WHAT IS REQUIRED — Quote the passage of the filmmakers article from "Two youngsters kiss" up to and including "the writer’s fiction.".

SOURCE DOCUMENT —

......

Two youngsters kiss passionately in the foreground, while in the background two gangs are fighting each other. A group of teenagers dressed in white eat at a small round table while a young boy in black kills three bodyguards with his sword until the others disarm him. Neighborhood violence, adolescence eroticism, and religious repression. A child sees a woman touching her breast and the breast starts bleeding. A man in costume makes love to a woman in a wheelchair.

In “Strange Circus,” a movie where the boundaries between truth and fiction remain vague, a girl gripped in a wheelchair starts writing a novel about a degenerate school principal who rapes both his wife and daughter, locking the other one in a box to watch. A young friend of hers tries to uncover the reality behind the writer’s fiction.

Sion Sono has been called a poet, an idiosyncratic artist and a provocateur. In his films he mixes sex and brutality, love and hate, and the dismantling of modern family’s ties.

 

14. Bigas Luna

After having spent several years running an organic farm In Tarragona and raising his three daughters, Bigas Luna came back to the film industry releasing a super erotic film, “The Ages of Lulu.” If it was only for that film, he would deserve a place on this list. The film follows the sexual life of Lulu, who was seduced at the age of 13 by her brother’s best friend, whom she later married only to end up playing sexual games with transgender people and having a threesome with her own brother. Leaving her husband after that, she desperately seeks pleasure in the most unlikely places.

The scenes of this movie have such an erotic variety that could be envied by any porn producer. Gay people, bisexual people, trans people, and Spanish machos parade in Lulu’s hedonistic world of tangled bodies seeking for pleasure and, at the end, sheering to ultra – violent sadomasochistic games.

It was Javier Bardem’s first role in a feature film. In his next works, Luna made films that “explored the darkest depths of eroticism and stereotypical Spanish machismo.” He had international success with his violent sexual drama “Jamon Jamon,” which launched the careers of both Bardem and a 16-year-old Penelope Cruz.

 

13. David Lynch

Sex scenes in David Lynch’s work are not abundant, but they are dominant. Where sex is not seen, it is implied.

Both men and women play a catalyst role in Lynch’s sex biosphere. Dorothy Valens and Frank Booth are inscribed in cinema history as one of the most iconic erotic couples, plunged into their sadomasochist relationship filmed masterly by Lynch.

Sailor Ripley and Lula Fortune in “Wild at Heart” go far beyond, proving that cinema can show how true love goes hand in hand with great, inspiring sex. Even though the most memorable sex scene of the movie didn’t have any acting sex at all, it was the “say fuck me” scene between Lula and Bobby Peru in one of the endless motel’s rooms, a morning that her beloved Sailor was away.

......

RAW DATA —

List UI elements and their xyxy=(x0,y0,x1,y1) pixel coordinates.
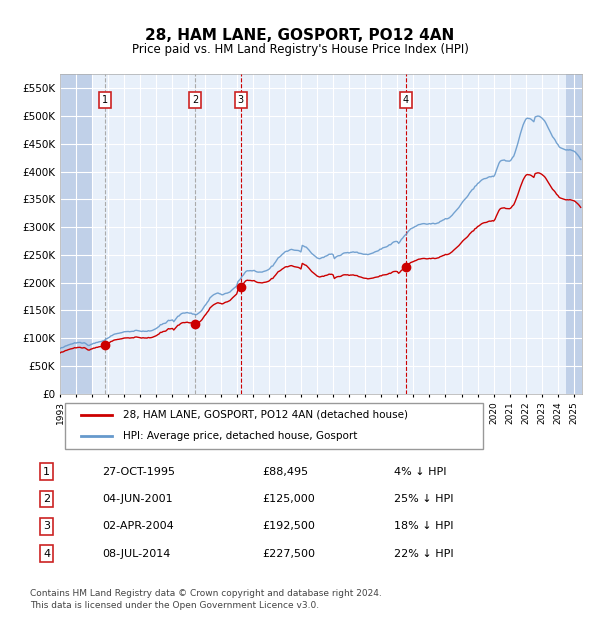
Text: £125,000: £125,000 xyxy=(262,494,314,504)
Text: 4% ↓ HPI: 4% ↓ HPI xyxy=(394,467,447,477)
Text: 18% ↓ HPI: 18% ↓ HPI xyxy=(394,521,454,531)
Text: 4: 4 xyxy=(43,549,50,559)
Text: £88,495: £88,495 xyxy=(262,467,308,477)
Text: Price paid vs. HM Land Registry's House Price Index (HPI): Price paid vs. HM Land Registry's House … xyxy=(131,43,469,56)
Text: 28, HAM LANE, GOSPORT, PO12 4AN: 28, HAM LANE, GOSPORT, PO12 4AN xyxy=(145,28,455,43)
Text: Contains HM Land Registry data © Crown copyright and database right 2024.: Contains HM Land Registry data © Crown c… xyxy=(30,589,382,598)
Text: 1: 1 xyxy=(102,95,109,105)
Text: £192,500: £192,500 xyxy=(262,521,315,531)
Text: 1: 1 xyxy=(43,467,50,477)
Text: 2: 2 xyxy=(43,494,50,504)
Text: 02-APR-2004: 02-APR-2004 xyxy=(102,521,173,531)
Text: 3: 3 xyxy=(43,521,50,531)
Text: 3: 3 xyxy=(238,95,244,105)
Text: This data is licensed under the Open Government Licence v3.0.: This data is licensed under the Open Gov… xyxy=(30,601,319,611)
Text: 2: 2 xyxy=(192,95,199,105)
Bar xyxy=(566,74,582,394)
Text: 4: 4 xyxy=(403,95,409,105)
Text: 28, HAM LANE, GOSPORT, PO12 4AN (detached house): 28, HAM LANE, GOSPORT, PO12 4AN (detache… xyxy=(122,410,407,420)
Text: 22% ↓ HPI: 22% ↓ HPI xyxy=(394,549,454,559)
Text: 04-JUN-2001: 04-JUN-2001 xyxy=(102,494,172,504)
Text: 27-OCT-1995: 27-OCT-1995 xyxy=(102,467,175,477)
Text: HPI: Average price, detached house, Gosport: HPI: Average price, detached house, Gosp… xyxy=(122,431,357,441)
FancyBboxPatch shape xyxy=(65,403,483,449)
Bar xyxy=(60,74,92,394)
Text: 25% ↓ HPI: 25% ↓ HPI xyxy=(394,494,454,504)
Text: £227,500: £227,500 xyxy=(262,549,315,559)
Text: 08-JUL-2014: 08-JUL-2014 xyxy=(102,549,170,559)
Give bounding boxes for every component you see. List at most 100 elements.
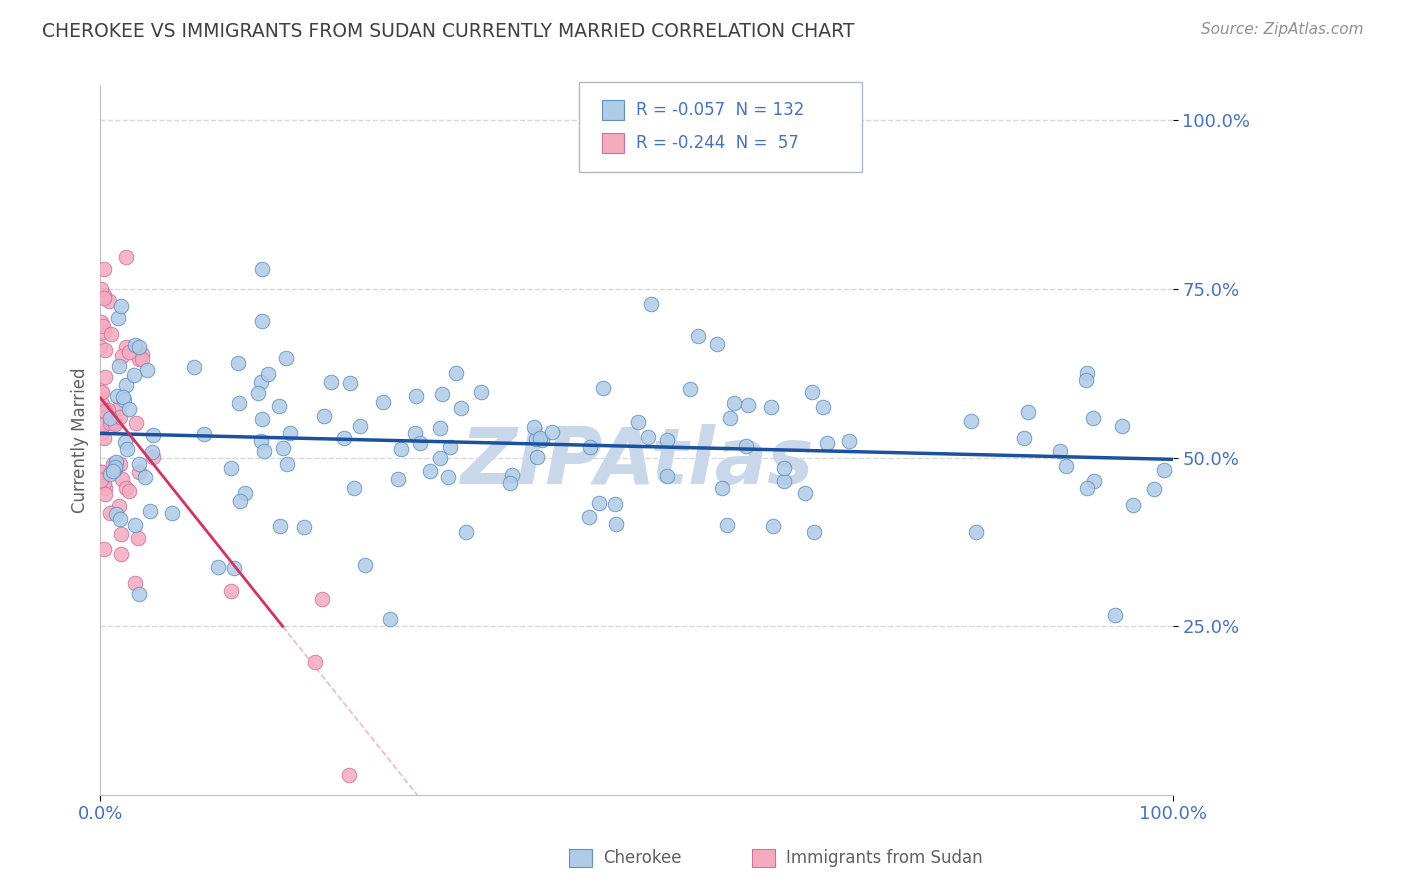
Point [637,430,659,444]
Point [93,541,115,556]
Point [706,336,728,351]
Point [104,462,127,476]
Point [97,293,120,308]
Point [1083,474,1105,488]
Point [734,439,756,453]
Point [429,421,451,435]
Point [387,472,409,486]
Text: CHEROKEE VS IMMIGRANTS FROM SUDAN CURRENTLY MARRIED CORRELATION CHART: CHEROKEE VS IMMIGRANTS FROM SUDAN CURREN… [42,22,855,41]
Point [127,531,149,545]
Point [193,427,215,442]
Point [207,560,229,574]
Point [343,481,366,495]
Point [249,434,271,449]
Point [134,470,156,484]
Point [103,464,125,478]
Point [269,519,291,533]
Point [773,474,796,488]
Point [456,525,478,540]
Point [94,487,117,501]
Point [110,457,132,471]
Point [100,467,122,481]
Point [90,473,112,487]
Point [304,655,326,669]
Point [93,291,115,305]
Point [1153,463,1175,477]
Point [312,409,335,424]
Point [114,377,136,392]
Point [1122,499,1144,513]
Point [122,368,145,382]
Point [110,526,132,541]
Point [349,419,371,434]
Point [838,434,860,448]
Point [128,457,150,471]
Point [578,510,600,524]
Point [104,459,127,474]
Point [501,468,523,483]
Point [114,392,136,407]
Point [271,441,294,455]
Point [444,367,467,381]
Point [1076,482,1098,496]
Point [114,250,136,264]
Point [762,519,785,533]
Text: ZIPAtlas: ZIPAtlas [460,424,813,500]
Point [115,442,138,456]
Point [90,282,112,296]
Point [278,425,301,440]
Point [250,314,273,328]
Point [803,524,825,539]
Point [94,343,117,358]
Point [718,411,741,425]
Point [226,356,249,370]
Point [716,517,738,532]
Point [183,359,205,374]
Point [640,296,662,310]
Point [93,288,115,302]
Point [339,376,361,390]
Point [815,435,838,450]
Point [1142,483,1164,497]
Point [98,507,121,521]
Point [118,344,141,359]
Point [688,329,710,343]
Point [588,496,610,510]
Point [128,587,150,601]
Point [90,385,112,400]
Point [93,325,115,339]
Point [274,351,297,366]
Point [104,455,127,469]
Point [679,382,702,396]
Point [142,450,165,464]
Point [108,499,131,513]
Point [432,387,454,401]
Point [114,481,136,495]
Point [249,375,271,389]
Point [103,457,125,471]
Point [1012,432,1035,446]
Point [97,402,120,417]
Point [252,444,274,458]
Point [107,359,129,373]
Point [131,347,153,361]
Text: Source: ZipAtlas.com: Source: ZipAtlas.com [1201,22,1364,37]
Point [257,367,280,381]
Point [723,396,745,410]
Point [657,434,679,448]
Point [105,507,128,521]
Point [603,497,626,511]
Point [93,481,115,495]
Point [439,440,461,454]
Point [93,262,115,277]
Point [252,261,274,276]
Point [1054,458,1077,473]
Point [224,561,246,575]
Point [408,435,430,450]
Point [529,431,551,445]
Point [626,415,648,429]
Point [91,319,114,334]
Point [333,431,356,445]
Point [526,432,548,446]
Point [118,401,141,416]
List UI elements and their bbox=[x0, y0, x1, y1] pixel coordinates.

......

RESPONSE —
Two youngsters kiss passionately in the foreground, while in the background two gangs are fighting each other. A group of teenagers dressed in white eat at a small round table while a young boy in black kills three bodyguards with his sword until the others disarm him. Neighborhood violence, adolescence eroticism, and religious repression. A child sees a woman touching her breast and the breast starts bleeding. A man in costume makes love to a woman in a wheelchair.

In “Strange Circus,” a movie where the boundaries between truth and fiction remain vague, a girl gripped in a wheelchair starts writing a novel about a degenerate school principal who rapes both his wife and daughter, locking the other one in a box to watch. A young friend of hers tries to uncover the reality behind the writer’s fiction.